GABAeron scientists successfully differentiated GABAergic interneuron progenitors from human iPSCs, and showed that — when transplanted into the brains of an Alzheimer's disease mouse model carrying the major genetic risk factor apolipoprotein E4 (APOE4) — the cells could mature, integrate into the hippocampus, and reverse signs of the hippocampal network dysfunction associated with Alzheimer's disease.

"We are incredibly excited by these data, which show the safety and efficacy of our novel iPSC-based approach in an Alzheimer's disease mouse model," said Robert W. Mahley, MD, PhD, chief executive officer and chief scientific officer of GABAeron. "Based on these results, we plan to continue our work to develop a cell replacement therapy to treat patients with APOE4-positive Alzheimer's disease."

Over the course of his career, Mahley — president emeritus of the Gladstone Institutes and professor of pathology and medicine at the University of California, San Francisco — has illuminated the importance and molecular details of the protein APOE. The gene for APOE comes in several versions and we now know that people with the APOE4 version of the gene have an increased risk of Alzheimer's disease and an earlier age of disease onset compared to people with the more common APOE3 version. Strikingly, APOE4 is associated with 60–75% of all Alzheimer's disease cases.

GABAeron scientific co-founder Yadong Huang, MD, PhD, director of the Center for Translational Advancement at the Gladstone Institutes, San Francisco, discovered one important reason for the association between APOE4 and Alzheimer's disease. APOE4, his lab demonstrated, leads to the impairment and loss of hippocampal GABAergic interneurons — cells critical for maintaining normal hippocampal activity, required for normal learning and memory, and damaged or lost in Alzheimer's disease brains.

"GABAeron was founded on the premise that if we can replace those interneurons via cell-based therapy, we can restore normal hippocampal activity and thus slow or reverse many of the memory and cognitive impairments associated with Alzheimer's disease," said Huang. "If this approach works, it will be a single treatment with long-lasting impact for Alzheimer's patients."

In the new study, researchers led by Wen-Chin (Danny) Huang, PhD, and Iris Avellano, developed a novel effective method of coaxing human iPSCs carrying the APOE3 gene to differentiate into GABAergic interneuron progenitors. The resulting cells showed high viability, purity, and robust functionality with more than 90% committed to the correct developmental lineage.

A team led by Wan-Ying Hsieh, PhD, transplanted these interneuron progenitors into the hippocampus of 10-month-old mice carrying the human APOE4 gene; the interneuron progenitors showed robust survival and matured into functional GABAergic interneurons. At 7 months post-transplantation, more than half of the surviving cells had migrated out of the local area, populated the hippocampal subregions, and established connections with other existing neurons throughout the hippocampus.
————
Assignment 1 ▸ Rewrite the paragraph of the cell therapy text that begins "A team led by Wan-Ying Hsieh" as a short bulleted list that keeps its main facts.
Assignment 2 ▸
For each statement, say yes or no according to the cell therapy text, and quote the words from it that decide the answer.
(a) APOE4 is linked to most Alzheimer's disease cases.
(b) The mice were 7 months old when they received the transplanted cells.
(c) The interneuron progenitors were derived from human iPSCs carrying the APOE4 gene.
The data that follow have no connection to the text above.

Extracted entries ▸
————
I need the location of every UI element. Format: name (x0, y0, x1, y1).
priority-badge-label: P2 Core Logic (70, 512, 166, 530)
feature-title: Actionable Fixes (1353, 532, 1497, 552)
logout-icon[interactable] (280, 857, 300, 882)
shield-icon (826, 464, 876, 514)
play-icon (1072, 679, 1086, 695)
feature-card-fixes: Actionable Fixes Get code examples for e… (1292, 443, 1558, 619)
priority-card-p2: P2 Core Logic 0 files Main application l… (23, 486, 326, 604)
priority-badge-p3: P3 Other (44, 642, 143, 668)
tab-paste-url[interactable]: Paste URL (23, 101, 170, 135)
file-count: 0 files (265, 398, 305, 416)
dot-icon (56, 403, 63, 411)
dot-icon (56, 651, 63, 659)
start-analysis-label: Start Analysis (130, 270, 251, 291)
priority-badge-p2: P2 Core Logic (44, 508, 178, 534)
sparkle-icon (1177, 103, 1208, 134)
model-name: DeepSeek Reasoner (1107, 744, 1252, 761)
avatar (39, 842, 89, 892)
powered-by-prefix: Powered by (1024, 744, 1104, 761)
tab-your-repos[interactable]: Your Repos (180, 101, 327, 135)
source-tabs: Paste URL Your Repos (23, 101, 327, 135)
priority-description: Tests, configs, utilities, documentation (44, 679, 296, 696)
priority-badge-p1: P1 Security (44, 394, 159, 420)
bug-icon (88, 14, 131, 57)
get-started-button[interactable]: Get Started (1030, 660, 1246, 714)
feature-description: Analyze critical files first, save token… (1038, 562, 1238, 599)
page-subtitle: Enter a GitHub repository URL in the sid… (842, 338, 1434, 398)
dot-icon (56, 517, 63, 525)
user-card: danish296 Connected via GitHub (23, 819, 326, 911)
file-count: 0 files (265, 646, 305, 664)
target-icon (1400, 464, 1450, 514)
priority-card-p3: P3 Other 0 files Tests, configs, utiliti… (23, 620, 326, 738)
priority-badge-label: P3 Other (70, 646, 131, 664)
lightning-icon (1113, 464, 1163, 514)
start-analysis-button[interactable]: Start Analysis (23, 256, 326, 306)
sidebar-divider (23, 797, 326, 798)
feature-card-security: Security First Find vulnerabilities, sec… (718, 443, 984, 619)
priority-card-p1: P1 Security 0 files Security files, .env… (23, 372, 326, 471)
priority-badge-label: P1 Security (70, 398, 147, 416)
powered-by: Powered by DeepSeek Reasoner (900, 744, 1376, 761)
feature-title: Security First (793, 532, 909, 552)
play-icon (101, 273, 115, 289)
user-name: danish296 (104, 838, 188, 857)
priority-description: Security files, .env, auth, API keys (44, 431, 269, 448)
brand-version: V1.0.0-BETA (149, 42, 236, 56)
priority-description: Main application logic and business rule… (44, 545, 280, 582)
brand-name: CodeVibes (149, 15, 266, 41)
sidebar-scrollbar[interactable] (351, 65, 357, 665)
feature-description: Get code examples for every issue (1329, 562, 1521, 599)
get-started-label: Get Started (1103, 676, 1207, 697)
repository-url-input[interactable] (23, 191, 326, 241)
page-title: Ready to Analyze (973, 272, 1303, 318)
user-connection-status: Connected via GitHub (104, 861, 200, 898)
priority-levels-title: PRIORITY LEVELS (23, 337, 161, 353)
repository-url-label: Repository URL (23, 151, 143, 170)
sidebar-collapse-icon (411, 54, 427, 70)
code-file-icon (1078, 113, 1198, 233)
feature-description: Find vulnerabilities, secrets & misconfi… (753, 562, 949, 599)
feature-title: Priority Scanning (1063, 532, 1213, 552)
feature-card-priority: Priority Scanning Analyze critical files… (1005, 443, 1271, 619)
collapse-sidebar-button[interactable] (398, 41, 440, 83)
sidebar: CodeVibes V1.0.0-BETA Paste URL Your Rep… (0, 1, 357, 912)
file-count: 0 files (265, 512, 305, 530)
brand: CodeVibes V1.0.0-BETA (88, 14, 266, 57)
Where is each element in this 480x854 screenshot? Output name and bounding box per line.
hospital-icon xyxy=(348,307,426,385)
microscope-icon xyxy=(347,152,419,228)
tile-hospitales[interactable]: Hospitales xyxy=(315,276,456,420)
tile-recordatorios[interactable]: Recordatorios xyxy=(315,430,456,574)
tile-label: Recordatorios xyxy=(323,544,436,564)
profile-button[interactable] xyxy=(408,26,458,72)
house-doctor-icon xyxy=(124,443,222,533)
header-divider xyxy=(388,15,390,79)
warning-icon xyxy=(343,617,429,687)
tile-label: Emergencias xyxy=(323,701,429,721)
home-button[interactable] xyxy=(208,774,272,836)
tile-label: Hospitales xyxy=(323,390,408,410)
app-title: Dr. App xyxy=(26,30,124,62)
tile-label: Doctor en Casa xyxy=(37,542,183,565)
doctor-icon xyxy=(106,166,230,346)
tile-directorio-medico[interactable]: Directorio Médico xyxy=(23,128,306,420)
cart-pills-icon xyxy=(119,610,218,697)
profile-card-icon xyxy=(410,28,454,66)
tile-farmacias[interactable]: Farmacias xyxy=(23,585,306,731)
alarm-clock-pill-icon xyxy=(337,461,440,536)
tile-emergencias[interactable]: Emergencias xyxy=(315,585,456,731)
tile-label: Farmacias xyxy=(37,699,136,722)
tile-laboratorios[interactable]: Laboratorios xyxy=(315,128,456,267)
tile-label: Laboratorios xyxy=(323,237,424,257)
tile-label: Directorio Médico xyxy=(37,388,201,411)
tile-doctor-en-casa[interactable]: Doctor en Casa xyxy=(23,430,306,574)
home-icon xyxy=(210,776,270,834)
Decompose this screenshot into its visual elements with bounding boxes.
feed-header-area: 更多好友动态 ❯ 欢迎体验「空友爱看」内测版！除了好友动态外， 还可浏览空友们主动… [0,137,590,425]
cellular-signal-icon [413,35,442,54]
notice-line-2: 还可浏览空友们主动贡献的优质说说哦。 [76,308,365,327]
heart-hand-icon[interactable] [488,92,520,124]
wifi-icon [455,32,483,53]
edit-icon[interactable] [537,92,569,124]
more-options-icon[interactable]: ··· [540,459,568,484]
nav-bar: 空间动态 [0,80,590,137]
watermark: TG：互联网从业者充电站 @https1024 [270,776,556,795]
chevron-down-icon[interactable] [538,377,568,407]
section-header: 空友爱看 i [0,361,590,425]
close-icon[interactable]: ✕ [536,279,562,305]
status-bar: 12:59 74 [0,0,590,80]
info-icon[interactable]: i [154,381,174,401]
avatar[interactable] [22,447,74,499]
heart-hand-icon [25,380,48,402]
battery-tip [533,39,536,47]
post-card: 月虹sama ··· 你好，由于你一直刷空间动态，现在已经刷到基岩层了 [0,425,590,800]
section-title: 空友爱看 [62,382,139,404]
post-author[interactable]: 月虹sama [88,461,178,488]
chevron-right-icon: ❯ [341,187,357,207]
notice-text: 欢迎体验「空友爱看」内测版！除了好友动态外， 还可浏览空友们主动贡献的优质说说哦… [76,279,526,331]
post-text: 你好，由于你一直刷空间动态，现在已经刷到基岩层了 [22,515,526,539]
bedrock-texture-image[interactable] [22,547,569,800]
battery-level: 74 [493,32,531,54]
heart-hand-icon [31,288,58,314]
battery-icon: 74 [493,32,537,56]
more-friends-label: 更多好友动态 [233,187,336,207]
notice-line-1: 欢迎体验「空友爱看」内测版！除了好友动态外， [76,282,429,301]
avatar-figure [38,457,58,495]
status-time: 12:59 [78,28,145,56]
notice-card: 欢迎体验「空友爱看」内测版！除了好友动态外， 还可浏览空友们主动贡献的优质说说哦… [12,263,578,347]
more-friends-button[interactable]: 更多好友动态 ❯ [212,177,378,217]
————
Final answer 1 ▸
- Wan-Ying Hsieh, PhD, led the team that transplanted the interneuron progenitors.
- The cells went into the hippocampus of 10-month-old mice carrying the human APOE4 gene.
- The progenitors showed robust survival and matured into functional GABAergic interneurons.
- At 7 months post-transplantation, more than half of the surviving cells had migrated out of the local area.
- These cells populated the hippocampal subregions and connected with existing neurons throughout the hippocampus.

Final answer 2 ▸
(a) Yes: "APOE4 is associated with 60–75% of all Alzheimer's disease cases."
(b) No: "transplanted these interneuron progenitors into the hippocampus of 10-month-old mice"
(c) No: "coaxing human iPSCs carrying the APOE3 gene to differentiate into GABAergic interneuron progenitors"